--- BEGIN ---
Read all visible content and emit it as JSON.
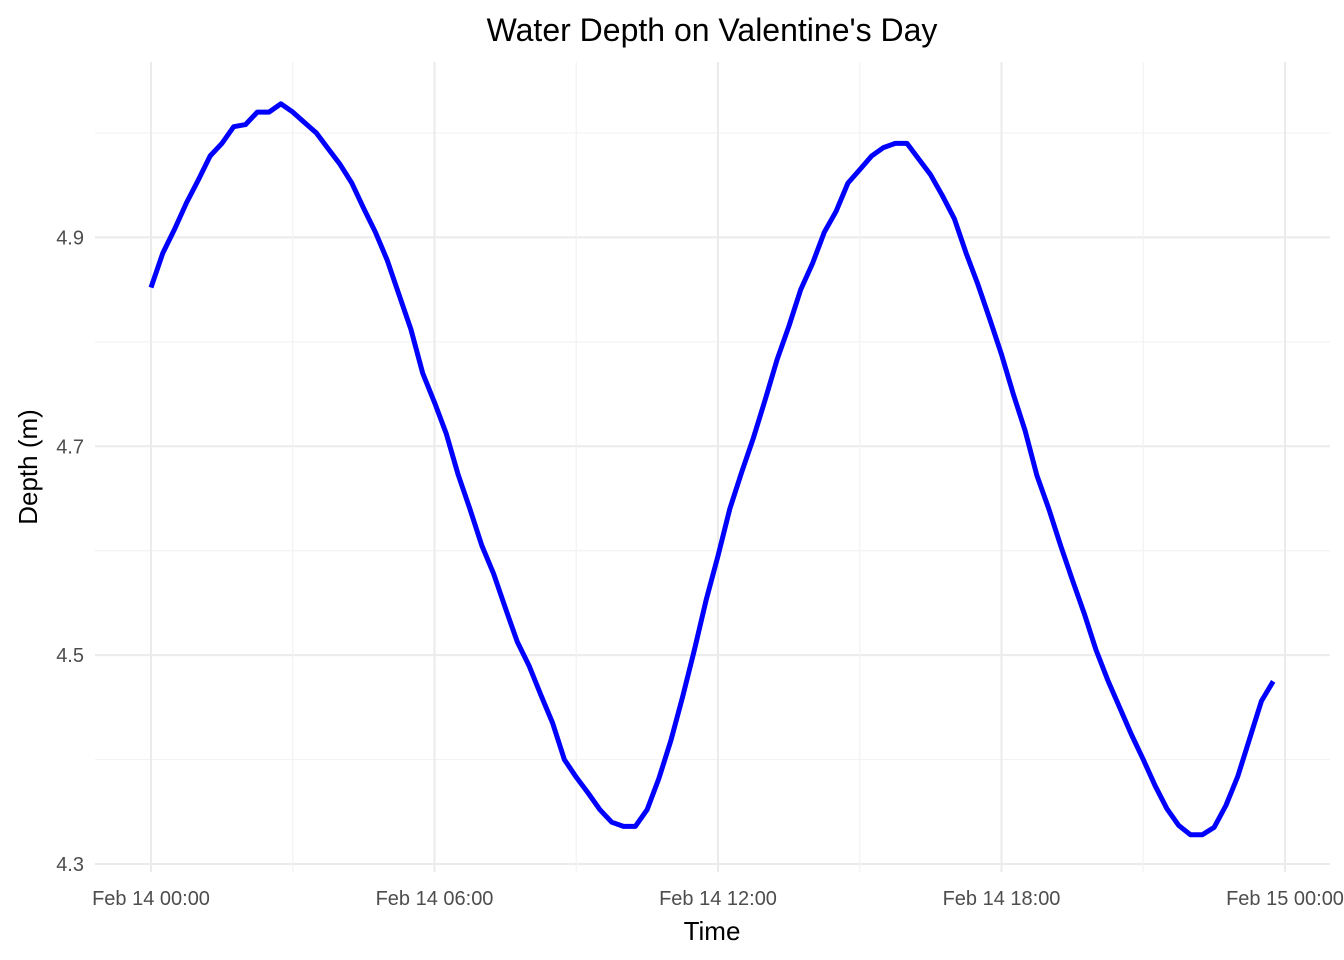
{
  "chart_data": {
    "type": "line",
    "title": "Water Depth on Valentine's Day",
    "xlabel": "Time",
    "ylabel": "Depth (m)",
    "x_tick_labels": [
      "Feb 14 00:00",
      "Feb 14 06:00",
      "Feb 14 12:00",
      "Feb 14 18:00",
      "Feb 15 00:00"
    ],
    "y_tick_labels": [
      "4.3",
      "4.5",
      "4.7",
      "4.9"
    ],
    "y_ticks": [
      4.3,
      4.5,
      4.7,
      4.9
    ],
    "y_minor": [
      4.4,
      4.6,
      4.8,
      5.0
    ],
    "xlim": [
      "2024-02-14 00:00",
      "2024-02-15 00:00"
    ],
    "ylim": [
      4.3,
      5.0
    ],
    "grid": true,
    "legend": "none",
    "series_color": "#0000ff",
    "series": [
      {
        "x": [
          "2024-02-14 00:00",
          "2024-02-14 00:15",
          "2024-02-14 00:30",
          "2024-02-14 00:45",
          "2024-02-14 01:00",
          "2024-02-14 01:15",
          "2024-02-14 01:30",
          "2024-02-14 01:45",
          "2024-02-14 02:00",
          "2024-02-14 02:15",
          "2024-02-14 02:30",
          "2024-02-14 02:45",
          "2024-02-14 03:00",
          "2024-02-14 03:15",
          "2024-02-14 03:30",
          "2024-02-14 03:45",
          "2024-02-14 04:00",
          "2024-02-14 04:15",
          "2024-02-14 04:30",
          "2024-02-14 04:45",
          "2024-02-14 05:00",
          "2024-02-14 05:15",
          "2024-02-14 05:30",
          "2024-02-14 05:45",
          "2024-02-14 06:00",
          "2024-02-14 06:15",
          "2024-02-14 06:30",
          "2024-02-14 06:45",
          "2024-02-14 07:00",
          "2024-02-14 07:15",
          "2024-02-14 07:30",
          "2024-02-14 07:45",
          "2024-02-14 08:00",
          "2024-02-14 08:15",
          "2024-02-14 08:30",
          "2024-02-14 08:45",
          "2024-02-14 09:00",
          "2024-02-14 09:15",
          "2024-02-14 09:30",
          "2024-02-14 09:45",
          "2024-02-14 10:00",
          "2024-02-14 10:15",
          "2024-02-14 10:30",
          "2024-02-14 10:45",
          "2024-02-14 11:00",
          "2024-02-14 11:15",
          "2024-02-14 11:30",
          "2024-02-14 11:45",
          "2024-02-14 12:00",
          "2024-02-14 12:15",
          "2024-02-14 12:30",
          "2024-02-14 12:45",
          "2024-02-14 13:00",
          "2024-02-14 13:15",
          "2024-02-14 13:30",
          "2024-02-14 13:45",
          "2024-02-14 14:00",
          "2024-02-14 14:15",
          "2024-02-14 14:30",
          "2024-02-14 14:45",
          "2024-02-14 15:00",
          "2024-02-14 15:15",
          "2024-02-14 15:30",
          "2024-02-14 15:45",
          "2024-02-14 16:00",
          "2024-02-14 16:15",
          "2024-02-14 16:30",
          "2024-02-14 16:45",
          "2024-02-14 17:00",
          "2024-02-14 17:15",
          "2024-02-14 17:30",
          "2024-02-14 17:45",
          "2024-02-14 18:00",
          "2024-02-14 18:15",
          "2024-02-14 18:30",
          "2024-02-14 18:45",
          "2024-02-14 19:00",
          "2024-02-14 19:15",
          "2024-02-14 19:30",
          "2024-02-14 19:45",
          "2024-02-14 20:00",
          "2024-02-14 20:15",
          "2024-02-14 20:30",
          "2024-02-14 20:45",
          "2024-02-14 21:00",
          "2024-02-14 21:15",
          "2024-02-14 21:30",
          "2024-02-14 21:45",
          "2024-02-14 22:00",
          "2024-02-14 22:15",
          "2024-02-14 22:30",
          "2024-02-14 22:45",
          "2024-02-14 23:00",
          "2024-02-14 23:15",
          "2024-02-14 23:30",
          "2024-02-14 23:45"
        ],
        "y": [
          4.852,
          4.885,
          4.908,
          4.933,
          4.955,
          4.978,
          4.99,
          5.006,
          5.008,
          5.02,
          5.02,
          5.028,
          5.02,
          5.01,
          5.0,
          4.985,
          4.97,
          4.952,
          4.928,
          4.905,
          4.878,
          4.845,
          4.812,
          4.77,
          4.742,
          4.712,
          4.673,
          4.64,
          4.605,
          4.578,
          4.545,
          4.513,
          4.49,
          4.462,
          4.435,
          4.4,
          4.383,
          4.368,
          4.352,
          4.34,
          4.336,
          4.336,
          4.352,
          4.382,
          4.418,
          4.46,
          4.505,
          4.553,
          4.595,
          4.64,
          4.675,
          4.708,
          4.745,
          4.783,
          4.815,
          4.85,
          4.875,
          4.905,
          4.925,
          4.952,
          4.965,
          4.978,
          4.986,
          4.99,
          4.99,
          4.975,
          4.96,
          4.94,
          4.918,
          4.885,
          4.855,
          4.822,
          4.788,
          4.75,
          4.715,
          4.672,
          4.64,
          4.605,
          4.572,
          4.54,
          4.505,
          4.476,
          4.45,
          4.424,
          4.4,
          4.375,
          4.353,
          4.337,
          4.328,
          4.328,
          4.335,
          4.356,
          4.384,
          4.42,
          4.456,
          4.475
        ]
      }
    ]
  }
}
--- END ---
Check each line above for "Depth" and return the ones that have it.

▶ [Reply to the task]
    "title": "Water Depth on Valentine's Day",
    "ylabel": "Depth (m)",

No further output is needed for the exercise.